WHAT THE EXERCISE ASKS – Pull out every line below containing the word "Armed".

# start of DATASET RECORDS

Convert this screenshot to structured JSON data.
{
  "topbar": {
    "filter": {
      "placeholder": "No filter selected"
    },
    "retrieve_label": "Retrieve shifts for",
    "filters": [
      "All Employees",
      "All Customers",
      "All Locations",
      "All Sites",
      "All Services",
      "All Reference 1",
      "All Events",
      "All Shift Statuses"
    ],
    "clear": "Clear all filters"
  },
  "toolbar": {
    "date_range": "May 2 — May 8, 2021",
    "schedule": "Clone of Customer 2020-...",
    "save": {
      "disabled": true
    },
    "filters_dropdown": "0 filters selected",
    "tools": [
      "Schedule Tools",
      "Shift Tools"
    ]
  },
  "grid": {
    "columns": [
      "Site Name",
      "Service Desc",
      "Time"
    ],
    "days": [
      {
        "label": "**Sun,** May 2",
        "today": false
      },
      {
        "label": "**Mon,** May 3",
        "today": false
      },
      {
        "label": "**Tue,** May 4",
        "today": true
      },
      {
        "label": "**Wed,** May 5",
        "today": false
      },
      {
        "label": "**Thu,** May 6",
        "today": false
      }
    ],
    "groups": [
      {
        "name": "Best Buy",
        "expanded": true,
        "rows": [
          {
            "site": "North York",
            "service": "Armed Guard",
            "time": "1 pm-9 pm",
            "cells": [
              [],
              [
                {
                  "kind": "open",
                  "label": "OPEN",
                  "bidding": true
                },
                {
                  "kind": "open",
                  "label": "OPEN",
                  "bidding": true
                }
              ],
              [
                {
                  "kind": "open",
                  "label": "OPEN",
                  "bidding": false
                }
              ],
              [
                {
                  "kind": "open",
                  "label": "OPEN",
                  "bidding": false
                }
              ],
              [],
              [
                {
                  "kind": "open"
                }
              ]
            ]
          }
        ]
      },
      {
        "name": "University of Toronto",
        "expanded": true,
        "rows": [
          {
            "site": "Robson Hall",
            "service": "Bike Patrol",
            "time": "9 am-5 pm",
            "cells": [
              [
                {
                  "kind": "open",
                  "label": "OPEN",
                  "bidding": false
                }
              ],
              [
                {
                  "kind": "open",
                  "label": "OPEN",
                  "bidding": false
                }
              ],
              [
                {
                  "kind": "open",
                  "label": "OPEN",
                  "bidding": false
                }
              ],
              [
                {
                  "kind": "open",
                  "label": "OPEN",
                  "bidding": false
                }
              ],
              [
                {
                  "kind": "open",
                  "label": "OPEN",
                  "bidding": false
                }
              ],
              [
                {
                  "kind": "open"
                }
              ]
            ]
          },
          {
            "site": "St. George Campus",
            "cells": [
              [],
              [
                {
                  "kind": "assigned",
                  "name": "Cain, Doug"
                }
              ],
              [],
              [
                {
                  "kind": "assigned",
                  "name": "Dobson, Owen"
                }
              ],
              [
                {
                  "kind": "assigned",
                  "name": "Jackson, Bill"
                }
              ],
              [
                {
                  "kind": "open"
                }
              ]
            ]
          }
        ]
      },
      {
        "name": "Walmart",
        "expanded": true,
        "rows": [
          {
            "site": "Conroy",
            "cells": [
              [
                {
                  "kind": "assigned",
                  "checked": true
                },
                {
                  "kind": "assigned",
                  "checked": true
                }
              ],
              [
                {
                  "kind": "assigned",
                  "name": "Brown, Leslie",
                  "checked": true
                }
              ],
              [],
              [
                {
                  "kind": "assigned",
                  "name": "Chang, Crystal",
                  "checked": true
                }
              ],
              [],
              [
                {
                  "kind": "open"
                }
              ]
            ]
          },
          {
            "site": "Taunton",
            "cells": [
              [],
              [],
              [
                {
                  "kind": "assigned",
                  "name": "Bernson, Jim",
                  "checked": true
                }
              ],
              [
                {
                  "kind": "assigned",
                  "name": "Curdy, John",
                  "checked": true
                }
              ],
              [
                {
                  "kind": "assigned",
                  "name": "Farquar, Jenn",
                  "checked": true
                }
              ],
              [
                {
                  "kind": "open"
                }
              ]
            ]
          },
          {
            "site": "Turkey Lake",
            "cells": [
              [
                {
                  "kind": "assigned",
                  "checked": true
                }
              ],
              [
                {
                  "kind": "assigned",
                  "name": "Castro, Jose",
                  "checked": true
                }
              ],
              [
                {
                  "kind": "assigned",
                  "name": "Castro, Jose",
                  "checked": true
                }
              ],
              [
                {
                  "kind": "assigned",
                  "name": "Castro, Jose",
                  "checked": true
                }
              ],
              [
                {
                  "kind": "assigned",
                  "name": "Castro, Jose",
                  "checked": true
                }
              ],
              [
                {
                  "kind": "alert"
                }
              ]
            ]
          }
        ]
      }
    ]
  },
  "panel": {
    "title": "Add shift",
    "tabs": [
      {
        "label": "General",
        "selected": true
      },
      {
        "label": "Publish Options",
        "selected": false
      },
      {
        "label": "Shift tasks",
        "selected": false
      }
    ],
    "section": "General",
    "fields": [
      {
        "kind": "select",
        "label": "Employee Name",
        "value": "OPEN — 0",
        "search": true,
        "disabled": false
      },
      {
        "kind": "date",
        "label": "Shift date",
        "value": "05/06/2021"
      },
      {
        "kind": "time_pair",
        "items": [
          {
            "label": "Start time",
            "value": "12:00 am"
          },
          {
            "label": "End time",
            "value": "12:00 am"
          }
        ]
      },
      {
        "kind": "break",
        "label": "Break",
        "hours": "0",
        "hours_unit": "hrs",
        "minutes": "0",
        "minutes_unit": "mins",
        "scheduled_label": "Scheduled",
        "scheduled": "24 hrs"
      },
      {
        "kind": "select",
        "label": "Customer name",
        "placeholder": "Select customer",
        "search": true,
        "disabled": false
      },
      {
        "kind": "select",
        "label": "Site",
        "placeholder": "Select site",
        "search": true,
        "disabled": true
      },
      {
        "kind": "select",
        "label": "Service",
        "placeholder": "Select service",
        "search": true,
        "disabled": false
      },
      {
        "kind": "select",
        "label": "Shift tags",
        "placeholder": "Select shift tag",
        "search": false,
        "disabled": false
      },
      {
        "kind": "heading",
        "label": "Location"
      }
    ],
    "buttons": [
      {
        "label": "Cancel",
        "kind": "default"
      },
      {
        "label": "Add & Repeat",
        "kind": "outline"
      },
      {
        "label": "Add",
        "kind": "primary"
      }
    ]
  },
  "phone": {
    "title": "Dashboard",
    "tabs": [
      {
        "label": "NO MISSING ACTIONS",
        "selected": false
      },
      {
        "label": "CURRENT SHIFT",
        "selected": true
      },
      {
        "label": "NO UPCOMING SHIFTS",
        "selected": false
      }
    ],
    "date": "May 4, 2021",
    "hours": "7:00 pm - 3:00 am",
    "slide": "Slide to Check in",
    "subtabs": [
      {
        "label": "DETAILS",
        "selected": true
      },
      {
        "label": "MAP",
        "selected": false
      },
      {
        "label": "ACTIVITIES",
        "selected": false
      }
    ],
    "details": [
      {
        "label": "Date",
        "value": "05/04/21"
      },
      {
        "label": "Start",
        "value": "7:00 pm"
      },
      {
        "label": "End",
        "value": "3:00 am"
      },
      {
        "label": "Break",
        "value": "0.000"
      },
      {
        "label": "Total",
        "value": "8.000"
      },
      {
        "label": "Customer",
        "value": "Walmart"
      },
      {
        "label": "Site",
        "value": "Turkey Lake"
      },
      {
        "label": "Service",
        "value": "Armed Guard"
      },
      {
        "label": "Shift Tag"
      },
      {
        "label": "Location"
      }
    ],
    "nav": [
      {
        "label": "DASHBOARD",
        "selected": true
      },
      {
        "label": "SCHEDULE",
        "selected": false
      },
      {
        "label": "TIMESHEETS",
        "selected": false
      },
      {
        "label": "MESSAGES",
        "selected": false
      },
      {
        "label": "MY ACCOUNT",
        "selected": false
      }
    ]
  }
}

# end of DATASET RECORDS

FINAL ANSWER –
            "service": "Armed Guard",
        "value": "Armed Guard"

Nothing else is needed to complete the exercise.